**Supplied data:**

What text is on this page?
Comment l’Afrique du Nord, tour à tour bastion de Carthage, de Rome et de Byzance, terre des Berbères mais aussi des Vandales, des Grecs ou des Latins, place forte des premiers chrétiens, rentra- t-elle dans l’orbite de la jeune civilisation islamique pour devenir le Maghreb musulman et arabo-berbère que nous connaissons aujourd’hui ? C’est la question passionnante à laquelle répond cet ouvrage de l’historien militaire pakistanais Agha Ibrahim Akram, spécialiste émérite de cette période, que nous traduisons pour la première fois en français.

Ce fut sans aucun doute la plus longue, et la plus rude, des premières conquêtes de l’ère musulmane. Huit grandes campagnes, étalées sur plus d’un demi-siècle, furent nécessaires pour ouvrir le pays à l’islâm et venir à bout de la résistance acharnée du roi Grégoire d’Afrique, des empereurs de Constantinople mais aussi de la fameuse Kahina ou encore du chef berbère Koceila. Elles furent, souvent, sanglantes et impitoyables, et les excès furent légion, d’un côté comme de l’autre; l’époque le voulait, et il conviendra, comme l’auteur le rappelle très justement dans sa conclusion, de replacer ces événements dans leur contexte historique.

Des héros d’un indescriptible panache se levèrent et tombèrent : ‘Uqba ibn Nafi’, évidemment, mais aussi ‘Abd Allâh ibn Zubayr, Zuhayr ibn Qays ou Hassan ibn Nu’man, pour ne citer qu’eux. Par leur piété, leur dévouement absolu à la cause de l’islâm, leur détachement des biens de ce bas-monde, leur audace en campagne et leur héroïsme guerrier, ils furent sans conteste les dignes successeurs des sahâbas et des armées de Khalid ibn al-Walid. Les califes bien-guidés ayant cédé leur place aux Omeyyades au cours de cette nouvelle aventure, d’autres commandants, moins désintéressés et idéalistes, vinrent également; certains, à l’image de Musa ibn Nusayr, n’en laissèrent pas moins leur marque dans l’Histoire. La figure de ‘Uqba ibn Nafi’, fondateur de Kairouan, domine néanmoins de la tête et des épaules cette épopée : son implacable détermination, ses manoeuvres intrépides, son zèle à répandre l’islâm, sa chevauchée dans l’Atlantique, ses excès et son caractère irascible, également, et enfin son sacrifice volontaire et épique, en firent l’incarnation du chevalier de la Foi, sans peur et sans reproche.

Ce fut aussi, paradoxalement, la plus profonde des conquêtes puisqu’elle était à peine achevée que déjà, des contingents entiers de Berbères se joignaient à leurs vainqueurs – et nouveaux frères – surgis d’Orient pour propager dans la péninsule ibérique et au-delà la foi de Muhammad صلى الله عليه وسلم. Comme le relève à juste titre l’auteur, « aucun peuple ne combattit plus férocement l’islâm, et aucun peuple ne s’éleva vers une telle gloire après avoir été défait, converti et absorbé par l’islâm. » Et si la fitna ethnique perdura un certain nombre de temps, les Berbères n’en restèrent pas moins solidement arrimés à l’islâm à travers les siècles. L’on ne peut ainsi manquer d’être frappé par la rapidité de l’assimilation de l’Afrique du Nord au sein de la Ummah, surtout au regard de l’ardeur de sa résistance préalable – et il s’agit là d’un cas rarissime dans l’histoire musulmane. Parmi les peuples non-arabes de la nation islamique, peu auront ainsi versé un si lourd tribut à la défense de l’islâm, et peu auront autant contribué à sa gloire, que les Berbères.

**What you will do:**
Take the entries above and transcribe them exactly.

**The solution:**
What text is on this page?
Comment l’Afrique du Nord, tour à tour bastion de Carthage, de Rome et de Byzance, terre des Berbères mais aussi des Vandales, des Grecs ou des Latins, place forte des premiers chrétiens, rentra- t-elle dans l’orbite de la jeune civilisation islamique pour devenir le Maghreb musulman et arabo-berbère que nous connaissons aujourd’hui ? C’est la question passionnante à laquelle répond cet ouvrage de l’historien militaire pakistanais Agha Ibrahim Akram, spécialiste émérite de cette période, que nous traduisons pour la première fois en français.

Ce fut sans aucun doute la plus longue, et la plus rude, des premières conquêtes de l’ère musulmane. Huit grandes campagnes, étalées sur plus d’un demi-siècle, furent nécessaires pour ouvrir le pays à l’islâm et venir à bout de la résistance acharnée du roi Grégoire d’Afrique, des empereurs de Constantinople mais aussi de la fameuse Kahina ou encore du chef berbère Koceila. Elles furent, souvent, sanglantes et impitoyables, et les excès furent légion, d’un côté comme de l’autre; l’époque le voulait, et il conviendra, comme l’auteur le rappelle très justement dans sa conclusion, de replacer ces événements dans leur contexte historique.

Des héros d’un indescriptible panache se levèrent et tombèrent : ‘Uqba ibn Nafi’, évidemment, mais aussi ‘Abd Allâh ibn Zubayr, Zuhayr ibn Qays ou Hassan ibn Nu’man, pour ne citer qu’eux. Par leur piété, leur dévouement absolu à la cause de l’islâm, leur détachement des biens de ce bas-monde, leur audace en campagne et leur héroïsme guerrier, ils furent sans conteste les dignes successeurs des sahâbas et des armées de Khalid ibn al-Walid. Les califes bien-guidés ayant cédé leur place aux Omeyyades au cours de cette nouvelle aventure, d’autres commandants, moins désintéressés et idéalistes, vinrent également; certains, à l’image de Musa ibn Nusayr, n’en laissèrent pas moins leur marque dans l’Histoire. La figure de ‘Uqba ibn Nafi’, fondateur de Kairouan, domine néanmoins de la tête et des épaules cette épopée : son implacable détermination, ses manoeuvres intrépides, son zèle à répandre l’islâm, sa chevauchée dans l’Atlantique, ses excès et son caractère irascible, également, et enfin son sacrifice volontaire et épique, en firent l’incarnation du chevalier de la Foi, sans peur et sans reproche.

Ce fut aussi, paradoxalement, la plus profonde des conquêtes puisqu’elle était à peine achevée que déjà, des contingents entiers de Berbères se joignaient à leurs vainqueurs – et nouveaux frères – surgis d’Orient pour propager dans la péninsule ibérique et au-delà la foi de Muhammad صلى الله عليه وسلم. Comme le relève à juste titre l’auteur, « aucun peuple ne combattit plus férocement l’islâm, et aucun peuple ne s’éleva vers une telle gloire après avoir été défait, converti et absorbé par l’islâm. » Et si la fitna ethnique perdura un certain nombre de temps, les Berbères n’en restèrent pas moins solidement arrimés à l’islâm à travers les siècles. L’on ne peut ainsi manquer d’être frappé par la rapidité de l’assimilation de l’Afrique du Nord au sein de la Ummah, surtout au regard de l’ardeur de sa résistance préalable – et il s’agit là d’un cas rarissime dans l’histoire musulmane. Parmi les peuples non-arabes de la nation islamique, peu auront ainsi versé un si lourd tribut à la défense de l’islâm, et peu auront autant contribué à sa gloire, que les Berbères.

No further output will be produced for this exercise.